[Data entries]
** begin **

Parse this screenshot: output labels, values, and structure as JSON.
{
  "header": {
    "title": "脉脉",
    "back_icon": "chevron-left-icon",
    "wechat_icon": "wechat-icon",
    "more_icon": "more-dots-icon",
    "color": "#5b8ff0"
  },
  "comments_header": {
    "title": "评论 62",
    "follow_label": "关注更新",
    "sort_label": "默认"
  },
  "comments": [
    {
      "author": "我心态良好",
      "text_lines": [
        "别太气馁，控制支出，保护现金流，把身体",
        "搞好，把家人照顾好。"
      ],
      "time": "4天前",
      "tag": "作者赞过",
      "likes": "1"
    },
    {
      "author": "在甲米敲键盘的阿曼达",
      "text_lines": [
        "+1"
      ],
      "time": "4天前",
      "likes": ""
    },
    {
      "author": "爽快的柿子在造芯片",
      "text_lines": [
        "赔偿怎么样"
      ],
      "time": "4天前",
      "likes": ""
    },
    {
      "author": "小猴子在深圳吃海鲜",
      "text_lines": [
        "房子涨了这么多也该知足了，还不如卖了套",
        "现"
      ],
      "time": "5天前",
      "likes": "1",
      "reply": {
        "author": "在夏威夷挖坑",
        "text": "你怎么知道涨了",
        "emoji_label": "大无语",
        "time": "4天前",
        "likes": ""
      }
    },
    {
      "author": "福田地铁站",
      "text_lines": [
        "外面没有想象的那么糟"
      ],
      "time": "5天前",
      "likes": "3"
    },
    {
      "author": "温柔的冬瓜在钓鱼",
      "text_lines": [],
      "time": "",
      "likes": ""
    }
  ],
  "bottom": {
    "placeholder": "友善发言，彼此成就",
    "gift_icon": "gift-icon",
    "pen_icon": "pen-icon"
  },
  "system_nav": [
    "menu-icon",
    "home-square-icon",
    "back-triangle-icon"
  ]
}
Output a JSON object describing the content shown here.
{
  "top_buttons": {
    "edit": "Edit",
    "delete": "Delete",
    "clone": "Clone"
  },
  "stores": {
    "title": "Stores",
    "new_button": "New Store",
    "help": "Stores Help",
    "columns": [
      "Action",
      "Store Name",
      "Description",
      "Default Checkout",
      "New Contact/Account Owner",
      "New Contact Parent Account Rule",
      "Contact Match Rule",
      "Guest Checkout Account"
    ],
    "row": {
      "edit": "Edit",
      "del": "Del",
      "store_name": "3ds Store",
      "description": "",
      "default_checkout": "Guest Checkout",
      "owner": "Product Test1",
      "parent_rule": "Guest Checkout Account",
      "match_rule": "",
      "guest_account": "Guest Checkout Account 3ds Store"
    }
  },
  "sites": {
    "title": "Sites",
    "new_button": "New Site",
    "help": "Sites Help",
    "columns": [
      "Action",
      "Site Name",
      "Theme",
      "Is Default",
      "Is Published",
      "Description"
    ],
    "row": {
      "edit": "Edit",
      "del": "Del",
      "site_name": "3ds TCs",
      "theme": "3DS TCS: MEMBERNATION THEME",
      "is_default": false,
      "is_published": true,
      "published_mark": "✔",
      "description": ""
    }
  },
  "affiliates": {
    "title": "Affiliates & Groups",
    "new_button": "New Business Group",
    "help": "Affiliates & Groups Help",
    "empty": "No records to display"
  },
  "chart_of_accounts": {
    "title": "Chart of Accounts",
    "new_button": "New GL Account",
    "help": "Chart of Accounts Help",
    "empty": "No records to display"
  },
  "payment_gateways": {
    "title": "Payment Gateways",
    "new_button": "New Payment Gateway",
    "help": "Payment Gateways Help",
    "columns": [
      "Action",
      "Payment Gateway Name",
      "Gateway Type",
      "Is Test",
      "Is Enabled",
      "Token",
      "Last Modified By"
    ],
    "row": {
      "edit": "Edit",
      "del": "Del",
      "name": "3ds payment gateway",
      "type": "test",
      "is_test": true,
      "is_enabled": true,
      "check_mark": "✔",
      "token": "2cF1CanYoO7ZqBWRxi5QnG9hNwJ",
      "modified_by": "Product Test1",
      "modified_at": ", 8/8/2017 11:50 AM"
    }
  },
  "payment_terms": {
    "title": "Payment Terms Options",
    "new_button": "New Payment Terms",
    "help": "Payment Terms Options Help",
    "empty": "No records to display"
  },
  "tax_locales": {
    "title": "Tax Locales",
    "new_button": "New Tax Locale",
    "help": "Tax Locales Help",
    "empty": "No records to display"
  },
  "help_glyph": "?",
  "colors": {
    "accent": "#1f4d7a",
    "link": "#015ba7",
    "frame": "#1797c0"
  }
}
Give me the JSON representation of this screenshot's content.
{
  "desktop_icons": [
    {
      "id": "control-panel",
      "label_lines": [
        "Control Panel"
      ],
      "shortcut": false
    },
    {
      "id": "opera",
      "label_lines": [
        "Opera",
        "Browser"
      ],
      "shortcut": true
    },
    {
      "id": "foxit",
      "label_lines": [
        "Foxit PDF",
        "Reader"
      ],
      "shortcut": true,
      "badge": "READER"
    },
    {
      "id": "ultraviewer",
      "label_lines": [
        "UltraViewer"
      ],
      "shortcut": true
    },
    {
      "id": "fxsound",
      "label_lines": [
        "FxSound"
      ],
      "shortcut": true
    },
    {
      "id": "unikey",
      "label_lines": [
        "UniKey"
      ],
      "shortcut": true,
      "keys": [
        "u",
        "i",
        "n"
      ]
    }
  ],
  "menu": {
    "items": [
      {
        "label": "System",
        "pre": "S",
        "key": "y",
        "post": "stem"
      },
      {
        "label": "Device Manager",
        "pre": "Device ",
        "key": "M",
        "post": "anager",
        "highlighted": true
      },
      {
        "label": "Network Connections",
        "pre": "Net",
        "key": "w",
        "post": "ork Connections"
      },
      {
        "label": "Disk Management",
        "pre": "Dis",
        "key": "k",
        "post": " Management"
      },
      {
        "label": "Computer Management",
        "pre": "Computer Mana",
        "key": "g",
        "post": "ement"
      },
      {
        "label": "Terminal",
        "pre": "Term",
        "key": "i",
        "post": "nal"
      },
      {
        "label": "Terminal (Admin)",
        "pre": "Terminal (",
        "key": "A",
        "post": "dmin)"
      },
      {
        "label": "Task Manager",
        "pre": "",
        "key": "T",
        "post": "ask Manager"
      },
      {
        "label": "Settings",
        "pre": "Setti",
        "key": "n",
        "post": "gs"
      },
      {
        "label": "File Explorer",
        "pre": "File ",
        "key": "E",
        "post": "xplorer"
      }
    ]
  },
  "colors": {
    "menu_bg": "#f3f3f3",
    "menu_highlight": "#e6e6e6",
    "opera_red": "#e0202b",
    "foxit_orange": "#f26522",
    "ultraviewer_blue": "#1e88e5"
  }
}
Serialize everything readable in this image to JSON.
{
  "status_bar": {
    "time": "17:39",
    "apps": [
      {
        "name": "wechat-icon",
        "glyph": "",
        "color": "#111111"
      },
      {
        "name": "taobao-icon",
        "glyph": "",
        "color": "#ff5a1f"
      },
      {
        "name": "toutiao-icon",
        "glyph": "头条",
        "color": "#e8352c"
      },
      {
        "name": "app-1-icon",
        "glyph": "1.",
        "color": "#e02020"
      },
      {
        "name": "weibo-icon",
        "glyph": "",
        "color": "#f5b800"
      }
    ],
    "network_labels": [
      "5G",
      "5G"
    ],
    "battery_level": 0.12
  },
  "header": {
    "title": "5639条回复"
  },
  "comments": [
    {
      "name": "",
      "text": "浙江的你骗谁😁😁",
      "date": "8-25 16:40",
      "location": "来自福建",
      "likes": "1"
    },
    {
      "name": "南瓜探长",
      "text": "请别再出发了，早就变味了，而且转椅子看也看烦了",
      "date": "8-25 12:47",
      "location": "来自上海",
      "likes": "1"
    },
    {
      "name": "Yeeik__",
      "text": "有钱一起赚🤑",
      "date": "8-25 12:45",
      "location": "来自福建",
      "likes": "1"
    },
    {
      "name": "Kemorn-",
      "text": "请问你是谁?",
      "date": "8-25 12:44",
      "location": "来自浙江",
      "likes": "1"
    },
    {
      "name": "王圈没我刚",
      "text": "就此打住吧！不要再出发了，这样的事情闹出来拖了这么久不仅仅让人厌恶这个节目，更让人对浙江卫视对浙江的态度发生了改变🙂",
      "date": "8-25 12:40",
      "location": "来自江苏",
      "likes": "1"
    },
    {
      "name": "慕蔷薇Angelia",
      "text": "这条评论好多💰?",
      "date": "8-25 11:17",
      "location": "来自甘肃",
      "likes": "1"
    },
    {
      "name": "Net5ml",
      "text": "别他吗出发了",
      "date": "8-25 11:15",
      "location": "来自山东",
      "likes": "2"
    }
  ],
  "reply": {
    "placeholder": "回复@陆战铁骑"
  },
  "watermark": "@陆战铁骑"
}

** end **

THE EXERCISE:
Write out again, exactly, the lines from the one holding "Serialize everything readable" through the end of the listing, with both ends included.

FINAL RESULT:
Serialize everything readable in this image to JSON.
{
  "status_bar": {
    "time": "17:39",
    "apps": [
      {
        "name": "wechat-icon",
        "glyph": "",
        "color": "#111111"
      },
      {
        "name": "taobao-icon",
        "glyph": "",
        "color": "#ff5a1f"
      },
      {
        "name": "toutiao-icon",
        "glyph": "头条",
        "color": "#e8352c"
      },
      {
        "name": "app-1-icon",
        "glyph": "1.",
        "color": "#e02020"
      },
      {
        "name": "weibo-icon",
        "glyph": "",
        "color": "#f5b800"
      }
    ],
    "network_labels": [
      "5G",
      "5G"
    ],
    "battery_level": 0.12
  },
  "header": {
    "title": "5639条回复"
  },
  "comments": [
    {
      "name": "",
      "text": "浙江的你骗谁😁😁",
      "date": "8-25 16:40",
      "location": "来自福建",
      "likes": "1"
    },
    {
      "name": "南瓜探长",
      "text": "请别再出发了，早就变味了，而且转椅子看也看烦了",
      "date": "8-25 12:47",
      "location": "来自上海",
      "likes": "1"
    },
    {
      "name": "Yeeik__",
      "text": "有钱一起赚🤑",
      "date": "8-25 12:45",
      "location": "来自福建",
      "likes": "1"
    },
    {
      "name": "Kemorn-",
      "text": "请问你是谁?",
      "date": "8-25 12:44",
      "location": "来自浙江",
      "likes": "1"
    },
    {
      "name": "王圈没我刚",
      "text": "就此打住吧！不要再出发了，这样的事情闹出来拖了这么久不仅仅让人厌恶这个节目，更让人对浙江卫视对浙江的态度发生了改变🙂",
      "date": "8-25 12:40",
      "location": "来自江苏",
      "likes": "1"
    },
    {
      "name": "慕蔷薇Angelia",
      "text": "这条评论好多💰?",
      "date": "8-25 11:17",
      "location": "来自甘肃",
      "likes": "1"
    },
    {
      "name": "Net5ml",
      "text": "别他吗出发了",
      "date": "8-25 11:15",
      "location": "来自山东",
      "likes": "2"
    }
  ],
  "reply": {
    "placeholder": "回复@陆战铁骑"
  },
  "watermark": "@陆战铁骑"
}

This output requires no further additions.